What you will do:
Set down each line of the data below exactly as it stands, dropping the pictures.

START Data provided

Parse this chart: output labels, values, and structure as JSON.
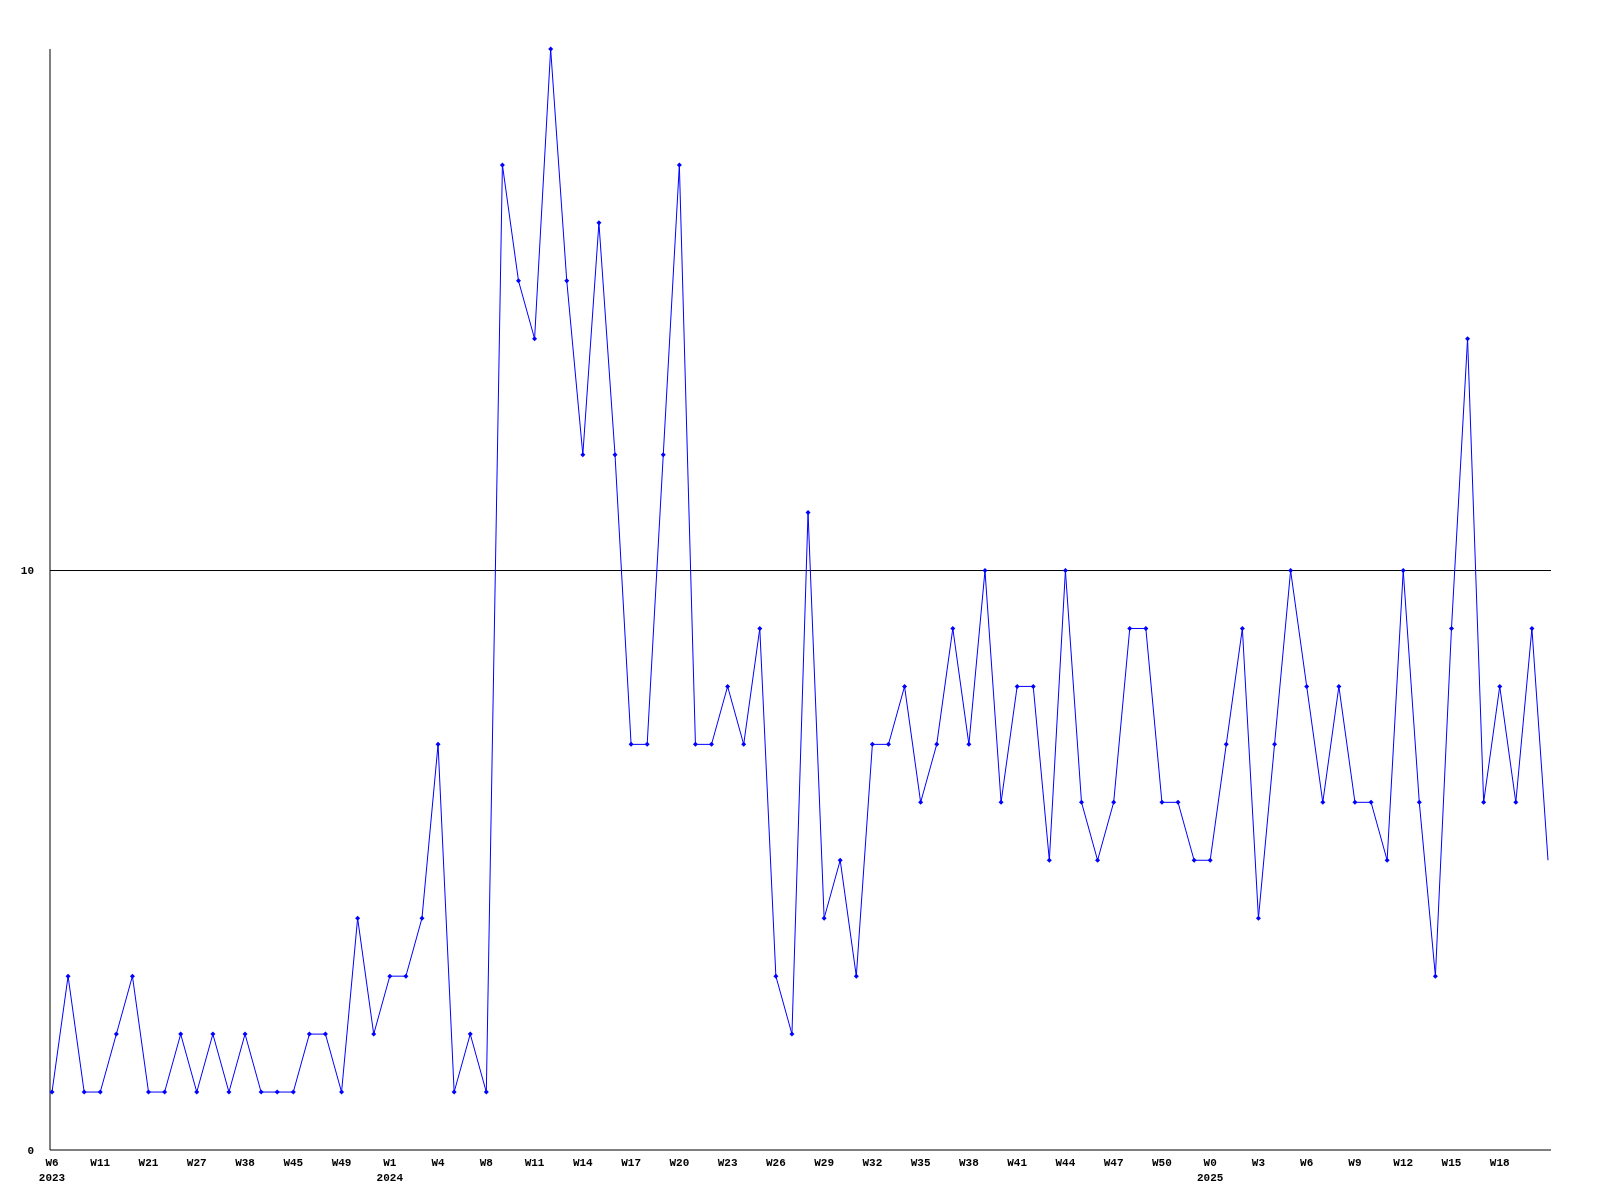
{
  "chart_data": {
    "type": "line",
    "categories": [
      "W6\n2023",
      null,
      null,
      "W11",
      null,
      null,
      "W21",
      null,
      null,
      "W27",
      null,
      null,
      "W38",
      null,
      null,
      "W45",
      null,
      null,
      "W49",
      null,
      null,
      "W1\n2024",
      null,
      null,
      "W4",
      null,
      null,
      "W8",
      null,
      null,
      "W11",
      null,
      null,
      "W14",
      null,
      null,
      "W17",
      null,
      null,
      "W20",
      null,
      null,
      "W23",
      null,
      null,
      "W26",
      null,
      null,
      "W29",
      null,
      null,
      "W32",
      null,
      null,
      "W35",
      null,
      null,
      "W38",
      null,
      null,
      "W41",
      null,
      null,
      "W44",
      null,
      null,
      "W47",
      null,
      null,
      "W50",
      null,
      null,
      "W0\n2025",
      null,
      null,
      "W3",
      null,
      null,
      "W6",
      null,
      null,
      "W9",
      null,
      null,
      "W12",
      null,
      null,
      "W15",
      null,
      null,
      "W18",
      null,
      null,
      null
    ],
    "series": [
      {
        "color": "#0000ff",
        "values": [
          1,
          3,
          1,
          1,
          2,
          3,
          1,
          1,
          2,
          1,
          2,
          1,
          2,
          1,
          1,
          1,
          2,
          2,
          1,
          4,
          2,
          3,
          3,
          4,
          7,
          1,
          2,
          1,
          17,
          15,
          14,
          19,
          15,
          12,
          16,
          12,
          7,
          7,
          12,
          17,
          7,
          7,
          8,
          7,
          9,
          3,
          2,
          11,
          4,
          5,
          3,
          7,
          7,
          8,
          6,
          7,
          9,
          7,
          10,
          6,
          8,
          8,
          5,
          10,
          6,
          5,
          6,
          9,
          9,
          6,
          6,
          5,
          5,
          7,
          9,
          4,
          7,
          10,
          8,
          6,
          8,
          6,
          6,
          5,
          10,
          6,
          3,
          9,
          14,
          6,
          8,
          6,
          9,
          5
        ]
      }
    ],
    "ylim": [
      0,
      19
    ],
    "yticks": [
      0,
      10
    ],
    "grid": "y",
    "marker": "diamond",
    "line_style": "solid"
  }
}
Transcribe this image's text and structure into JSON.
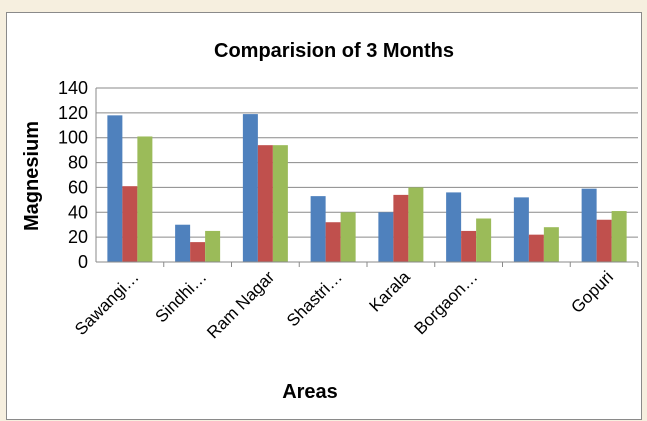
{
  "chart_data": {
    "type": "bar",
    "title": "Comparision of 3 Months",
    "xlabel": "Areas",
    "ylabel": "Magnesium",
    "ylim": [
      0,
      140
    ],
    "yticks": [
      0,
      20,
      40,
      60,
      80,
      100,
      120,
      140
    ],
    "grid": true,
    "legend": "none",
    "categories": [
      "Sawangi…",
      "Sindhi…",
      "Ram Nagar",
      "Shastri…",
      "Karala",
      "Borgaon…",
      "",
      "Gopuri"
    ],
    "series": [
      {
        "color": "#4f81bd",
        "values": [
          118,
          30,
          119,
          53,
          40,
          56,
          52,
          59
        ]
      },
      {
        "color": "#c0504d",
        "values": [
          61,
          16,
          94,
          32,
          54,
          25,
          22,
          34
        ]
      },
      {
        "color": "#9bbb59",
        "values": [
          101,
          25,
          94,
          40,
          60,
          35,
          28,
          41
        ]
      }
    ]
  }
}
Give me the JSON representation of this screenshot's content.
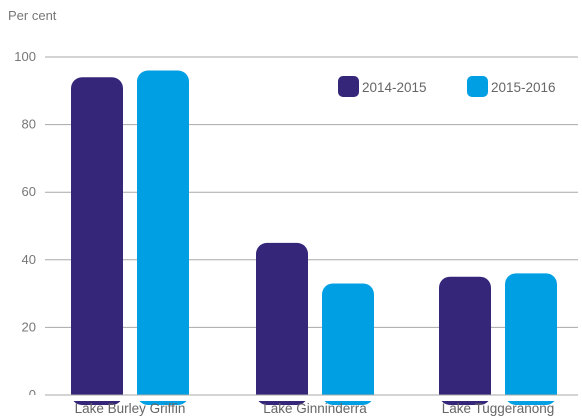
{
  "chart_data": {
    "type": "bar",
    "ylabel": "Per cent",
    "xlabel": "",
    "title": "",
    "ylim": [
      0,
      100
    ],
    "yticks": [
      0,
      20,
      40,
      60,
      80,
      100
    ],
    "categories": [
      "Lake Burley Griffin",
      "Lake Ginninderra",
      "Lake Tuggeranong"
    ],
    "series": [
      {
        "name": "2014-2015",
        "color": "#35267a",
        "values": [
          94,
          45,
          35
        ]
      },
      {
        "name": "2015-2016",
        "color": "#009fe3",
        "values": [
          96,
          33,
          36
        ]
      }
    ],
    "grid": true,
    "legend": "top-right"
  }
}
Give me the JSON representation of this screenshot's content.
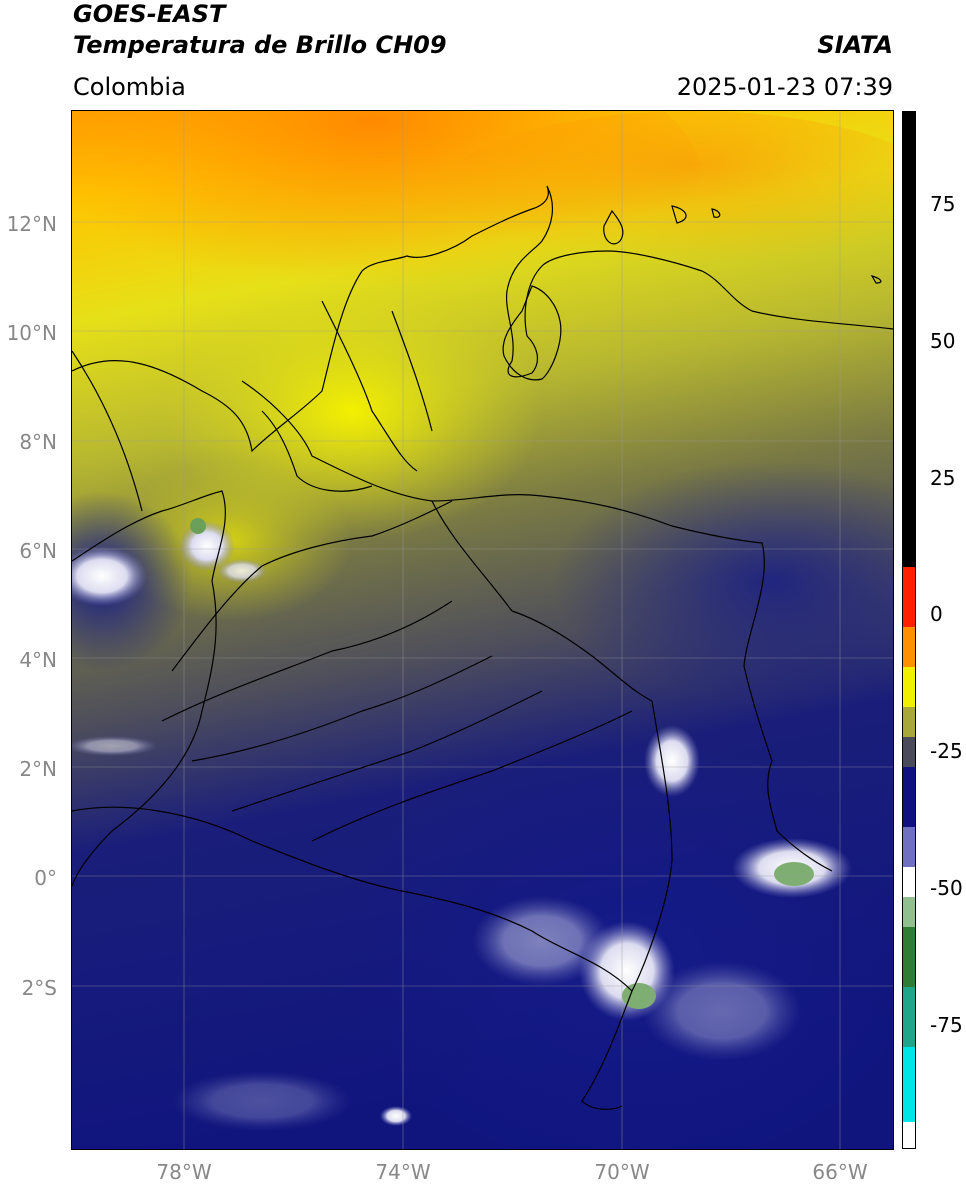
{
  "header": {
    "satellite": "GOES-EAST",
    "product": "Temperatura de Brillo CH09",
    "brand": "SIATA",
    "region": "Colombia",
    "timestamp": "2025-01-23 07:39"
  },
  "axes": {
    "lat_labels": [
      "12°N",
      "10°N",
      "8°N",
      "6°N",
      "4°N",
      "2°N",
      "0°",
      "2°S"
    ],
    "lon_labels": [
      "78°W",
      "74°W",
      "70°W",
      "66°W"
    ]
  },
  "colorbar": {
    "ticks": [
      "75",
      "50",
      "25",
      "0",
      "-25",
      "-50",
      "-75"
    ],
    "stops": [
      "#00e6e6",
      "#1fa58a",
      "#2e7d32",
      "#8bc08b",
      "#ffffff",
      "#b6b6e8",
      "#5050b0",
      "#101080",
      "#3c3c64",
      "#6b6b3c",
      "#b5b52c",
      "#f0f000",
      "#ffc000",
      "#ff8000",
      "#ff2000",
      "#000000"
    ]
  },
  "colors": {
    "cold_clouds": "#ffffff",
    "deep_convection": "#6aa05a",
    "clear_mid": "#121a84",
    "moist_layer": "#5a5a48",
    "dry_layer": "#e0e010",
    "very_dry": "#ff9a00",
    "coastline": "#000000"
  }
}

END Data provided

Task solution:
Parse this chart: output labels, values, and structure as JSON.
{
  "chart_data": {
    "type": "line",
    "categories": [
      "W6\n2023",
      null,
      null,
      "W11",
      null,
      null,
      "W21",
      null,
      null,
      "W27",
      null,
      null,
      "W38",
      null,
      null,
      "W45",
      null,
      null,
      "W49",
      null,
      null,
      "W1\n2024",
      null,
      null,
      "W4",
      null,
      null,
      "W8",
      null,
      null,
      "W11",
      null,
      null,
      "W14",
      null,
      null,
      "W17",
      null,
      null,
      "W20",
      null,
      null,
      "W23",
      null,
      null,
      "W26",
      null,
      null,
      "W29",
      null,
      null,
      "W32",
      null,
      null,
      "W35",
      null,
      null,
      "W38",
      null,
      null,
      "W41",
      null,
      null,
      "W44",
      null,
      null,
      "W47",
      null,
      null,
      "W50",
      null,
      null,
      "W0\n2025",
      null,
      null,
      "W3",
      null,
      null,
      "W6",
      null,
      null,
      "W9",
      null,
      null,
      "W12",
      null,
      null,
      "W15",
      null,
      null,
      "W18",
      null,
      null,
      null
    ],
    "series": [
      {
        "color": "#0000ff",
        "values": [
          1,
          3,
          1,
          1,
          2,
          3,
          1,
          1,
          2,
          1,
          2,
          1,
          2,
          1,
          1,
          1,
          2,
          2,
          1,
          4,
          2,
          3,
          3,
          4,
          7,
          1,
          2,
          1,
          17,
          15,
          14,
          19,
          15,
          12,
          16,
          12,
          7,
          7,
          12,
          17,
          7,
          7,
          8,
          7,
          9,
          3,
          2,
          11,
          4,
          5,
          3,
          7,
          7,
          8,
          6,
          7,
          9,
          7,
          10,
          6,
          8,
          8,
          5,
          10,
          6,
          5,
          6,
          9,
          9,
          6,
          6,
          5,
          5,
          7,
          9,
          4,
          7,
          10,
          8,
          6,
          8,
          6,
          6,
          5,
          10,
          6,
          3,
          9,
          14,
          6,
          8,
          6,
          9,
          5
        ]
      }
    ],
    "ylim": [
      0,
      19
    ],
    "yticks": [
      0,
      10
    ],
    "grid": "y",
    "marker": "diamond",
    "line_style": "solid"
  }
}
Transcribe this image's text and structure into JSON.
{
  "chart_data": {
    "type": "bar",
    "title": "Comparision of 3 Months",
    "xlabel": "Areas",
    "ylabel": "Magnesium",
    "ylim": [
      0,
      140
    ],
    "yticks": [
      0,
      20,
      40,
      60,
      80,
      100,
      120,
      140
    ],
    "grid": true,
    "legend": "none",
    "categories": [
      "Sawangi…",
      "Sindhi…",
      "Ram Nagar",
      "Shastri…",
      "Karala",
      "Borgaon…",
      "",
      "Gopuri"
    ],
    "series": [
      {
        "color": "#4f81bd",
        "values": [
          118,
          30,
          119,
          53,
          40,
          56,
          52,
          59
        ]
      },
      {
        "color": "#c0504d",
        "values": [
          61,
          16,
          94,
          32,
          54,
          25,
          22,
          34
        ]
      },
      {
        "color": "#9bbb59",
        "values": [
          101,
          25,
          94,
          40,
          60,
          35,
          28,
          41
        ]
      }
    ]
  }
}
Give me the JSON representation of this screenshot's content.
{
  "chart_data": {
    "type": "bar",
    "ylabel": "Per cent",
    "xlabel": "",
    "title": "",
    "ylim": [
      0,
      100
    ],
    "yticks": [
      0,
      20,
      40,
      60,
      80,
      100
    ],
    "categories": [
      "Lake Burley Griffin",
      "Lake Ginninderra",
      "Lake Tuggeranong"
    ],
    "series": [
      {
        "name": "2014-2015",
        "color": "#35267a",
        "values": [
          94,
          45,
          35
        ]
      },
      {
        "name": "2015-2016",
        "color": "#009fe3",
        "values": [
          96,
          33,
          36
        ]
      }
    ],
    "grid": true,
    "legend": "top-right"
  }
}
Give me the JSON representation of this screenshot's content.
{
  "header": {
    "satellite": "GOES-EAST",
    "product": "Temperatura de Brillo CH09",
    "brand": "SIATA",
    "region": "Colombia",
    "timestamp": "2025-01-23 07:39"
  },
  "axes": {
    "lat_labels": [
      "12°N",
      "10°N",
      "8°N",
      "6°N",
      "4°N",
      "2°N",
      "0°",
      "2°S"
    ],
    "lon_labels": [
      "78°W",
      "74°W",
      "70°W",
      "66°W"
    ]
  },
  "colorbar": {
    "ticks": [
      "75",
      "50",
      "25",
      "0",
      "-25",
      "-50",
      "-75"
    ],
    "stops": [
      "#00e6e6",
      "#1fa58a",
      "#2e7d32",
      "#8bc08b",
      "#ffffff",
      "#b6b6e8",
      "#5050b0",
      "#101080",
      "#3c3c64",
      "#6b6b3c",
      "#b5b52c",
      "#f0f000",
      "#ffc000",
      "#ff8000",
      "#ff2000",
      "#000000"
    ]
  },
  "colors": {
    "cold_clouds": "#ffffff",
    "deep_convection": "#6aa05a",
    "clear_mid": "#121a84",
    "moist_layer": "#5a5a48",
    "dry_layer": "#e0e010",
    "very_dry": "#ff9a00",
    "coastline": "#000000"
  }
}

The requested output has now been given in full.